━━━ LISTED RECORDS ━━━
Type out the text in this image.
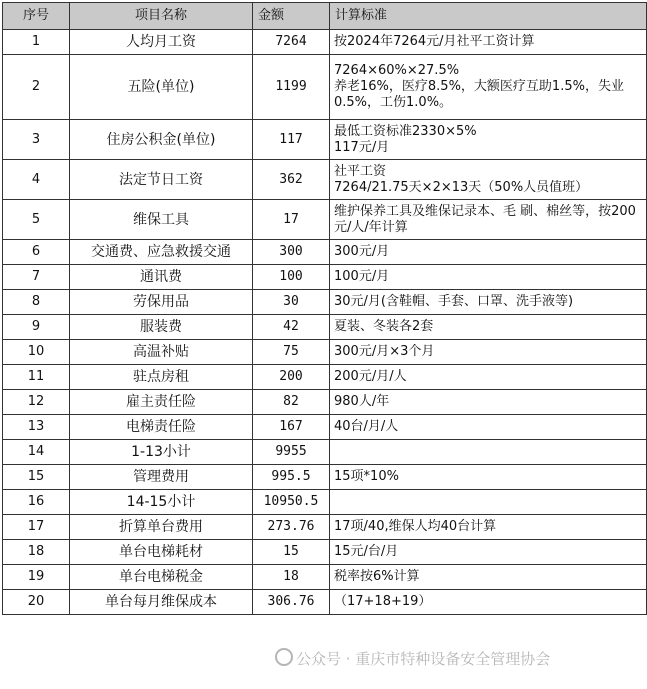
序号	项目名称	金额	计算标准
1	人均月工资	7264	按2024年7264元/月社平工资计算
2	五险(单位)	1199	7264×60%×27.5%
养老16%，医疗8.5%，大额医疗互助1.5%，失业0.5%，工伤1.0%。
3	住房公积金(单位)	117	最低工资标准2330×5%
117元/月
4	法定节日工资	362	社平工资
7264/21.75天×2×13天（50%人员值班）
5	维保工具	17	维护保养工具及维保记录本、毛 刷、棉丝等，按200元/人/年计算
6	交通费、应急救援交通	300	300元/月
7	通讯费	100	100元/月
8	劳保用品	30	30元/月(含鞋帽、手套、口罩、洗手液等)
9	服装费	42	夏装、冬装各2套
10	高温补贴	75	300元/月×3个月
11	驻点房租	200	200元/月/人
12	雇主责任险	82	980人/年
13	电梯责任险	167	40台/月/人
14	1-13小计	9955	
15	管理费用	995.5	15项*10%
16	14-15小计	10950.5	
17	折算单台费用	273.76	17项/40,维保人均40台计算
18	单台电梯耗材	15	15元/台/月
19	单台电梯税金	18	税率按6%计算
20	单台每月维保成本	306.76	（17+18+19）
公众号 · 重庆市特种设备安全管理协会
━━━
*PROBLEM REQUIREMENTS*
Return the material exactly as given, apart from the pictures.

*FINAL ANSWER*
Type out the text in this image.
序号	项目名称	金额	计算标准
1	人均月工资	7264	按2024年7264元/月社平工资计算
2	五险(单位)	1199	7264×60%×27.5%
养老16%，医疗8.5%，大额医疗互助1.5%，失业0.5%，工伤1.0%。
3	住房公积金(单位)	117	最低工资标准2330×5%
117元/月
4	法定节日工资	362	社平工资
7264/21.75天×2×13天（50%人员值班）
5	维保工具	17	维护保养工具及维保记录本、毛 刷、棉丝等，按200元/人/年计算
6	交通费、应急救援交通	300	300元/月
7	通讯费	100	100元/月
8	劳保用品	30	30元/月(含鞋帽、手套、口罩、洗手液等)
9	服装费	42	夏装、冬装各2套
10	高温补贴	75	300元/月×3个月
11	驻点房租	200	200元/月/人
12	雇主责任险	82	980人/年
13	电梯责任险	167	40台/月/人
14	1-13小计	9955	
15	管理费用	995.5	15项*10%
16	14-15小计	10950.5	
17	折算单台费用	273.76	17项/40,维保人均40台计算
18	单台电梯耗材	15	15元/台/月
19	单台电梯税金	18	税率按6%计算
20	单台每月维保成本	306.76	（17+18+19）
公众号 · 重庆市特种设备安全管理协会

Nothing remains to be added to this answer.